SET TASK 1
Repeat the passage of the Amazon S3 connector page word for word, starting with "Choose the region" and going on through "of this role.".

Amazon S3 connector

Edited

You need an AWS account to use the Amazon S3 connector.

The Amazon S3 connector retrieves content from a file stored in an AWS S3 bucket.

There are two ways to authenticate and authorize such a request on the Opendatasoft platform: IAM role and AWS signature v4. If the latter is easier to set up, we recommend the former as it allows you to set up fine-grained access to the resources on your AWS account.

IAM role authentication

Create the connection

In your backoffice, click Catalog > Connections and click the Add connection button.

Select the Amazon S3 connection type and choose the IAM role authentication method.

Choose the region of the bucket you want to access and click on Validate.

Notice that the connection is created but is not valid. This is because the connection is not yet authorized to assume a role on your AWS account.

We will fix this by creating a role on your AWS account and update the connection with the ARN (Amazon Resource Name) that is the identifier of this role.

Create the role in your AWS account using the AWS console

Go to the AWS account that is responsible for the bucket hosting the file you want to upload on the platform.

Go to services -> IAM or search for “IAM” in the search bar.

Items from a data source
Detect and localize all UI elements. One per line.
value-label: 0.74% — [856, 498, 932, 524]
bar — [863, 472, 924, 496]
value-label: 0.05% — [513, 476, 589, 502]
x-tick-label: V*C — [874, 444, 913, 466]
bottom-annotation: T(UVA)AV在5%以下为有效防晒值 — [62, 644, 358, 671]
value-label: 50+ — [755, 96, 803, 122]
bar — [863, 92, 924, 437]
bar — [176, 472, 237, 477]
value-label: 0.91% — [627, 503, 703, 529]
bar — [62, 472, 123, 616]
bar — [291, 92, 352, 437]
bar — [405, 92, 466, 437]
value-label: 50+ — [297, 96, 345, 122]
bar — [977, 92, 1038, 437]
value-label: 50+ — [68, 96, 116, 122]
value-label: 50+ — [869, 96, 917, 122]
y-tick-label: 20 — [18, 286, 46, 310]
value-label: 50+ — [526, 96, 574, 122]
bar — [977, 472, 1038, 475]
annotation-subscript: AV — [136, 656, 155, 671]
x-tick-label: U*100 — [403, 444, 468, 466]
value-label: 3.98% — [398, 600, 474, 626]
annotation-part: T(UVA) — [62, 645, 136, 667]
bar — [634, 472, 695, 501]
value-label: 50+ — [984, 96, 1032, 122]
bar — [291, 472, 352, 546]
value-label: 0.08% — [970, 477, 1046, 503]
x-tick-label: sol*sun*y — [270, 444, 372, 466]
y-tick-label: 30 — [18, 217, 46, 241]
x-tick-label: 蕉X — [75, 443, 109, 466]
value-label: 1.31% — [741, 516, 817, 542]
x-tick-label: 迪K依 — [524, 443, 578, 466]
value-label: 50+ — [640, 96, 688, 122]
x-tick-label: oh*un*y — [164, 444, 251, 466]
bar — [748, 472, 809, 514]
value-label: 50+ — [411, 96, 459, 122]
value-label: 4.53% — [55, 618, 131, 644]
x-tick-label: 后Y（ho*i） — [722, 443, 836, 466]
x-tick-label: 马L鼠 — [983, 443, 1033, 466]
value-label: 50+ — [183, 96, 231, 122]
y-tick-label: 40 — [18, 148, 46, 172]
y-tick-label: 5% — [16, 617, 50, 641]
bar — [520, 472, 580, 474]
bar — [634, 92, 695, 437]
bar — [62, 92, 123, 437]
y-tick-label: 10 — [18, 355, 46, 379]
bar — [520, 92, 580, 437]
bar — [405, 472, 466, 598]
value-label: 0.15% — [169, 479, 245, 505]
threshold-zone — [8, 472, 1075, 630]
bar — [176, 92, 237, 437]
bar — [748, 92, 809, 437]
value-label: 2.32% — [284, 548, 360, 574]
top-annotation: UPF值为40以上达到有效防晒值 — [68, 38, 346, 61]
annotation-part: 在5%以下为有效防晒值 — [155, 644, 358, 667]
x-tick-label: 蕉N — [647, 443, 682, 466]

SET TASK 2
Reproduce the rows word for word, starting at the first row and going on through the row that contains "value-label: 50+ — [297, 96, 345, 122]", including that row.

FINISHED ANSWER 1
Choose the region of the bucket you want to access and click on Validate.

Notice that the connection is created but is not valid. This is because the connection is not yet authorized to assume a role on your AWS account.

We will fix this by creating a role on your AWS account and update the connection with the ARN (Amazon Resource Name) that is the identifier of this role.

FINISHED ANSWER 2
Detect and localize all UI elements. One per line.
value-label: 0.74% — [856, 498, 932, 524]
bar — [863, 472, 924, 496]
value-label: 0.05% — [513, 476, 589, 502]
x-tick-label: V*C — [874, 444, 913, 466]
bottom-annotation: T(UVA)AV在5%以下为有效防晒值 — [62, 644, 358, 671]
value-label: 50+ — [755, 96, 803, 122]
bar — [863, 92, 924, 437]
bar — [176, 472, 237, 477]
value-label: 0.91% — [627, 503, 703, 529]
bar — [62, 472, 123, 616]
bar — [291, 92, 352, 437]
bar — [405, 92, 466, 437]
value-label: 50+ — [297, 96, 345, 122]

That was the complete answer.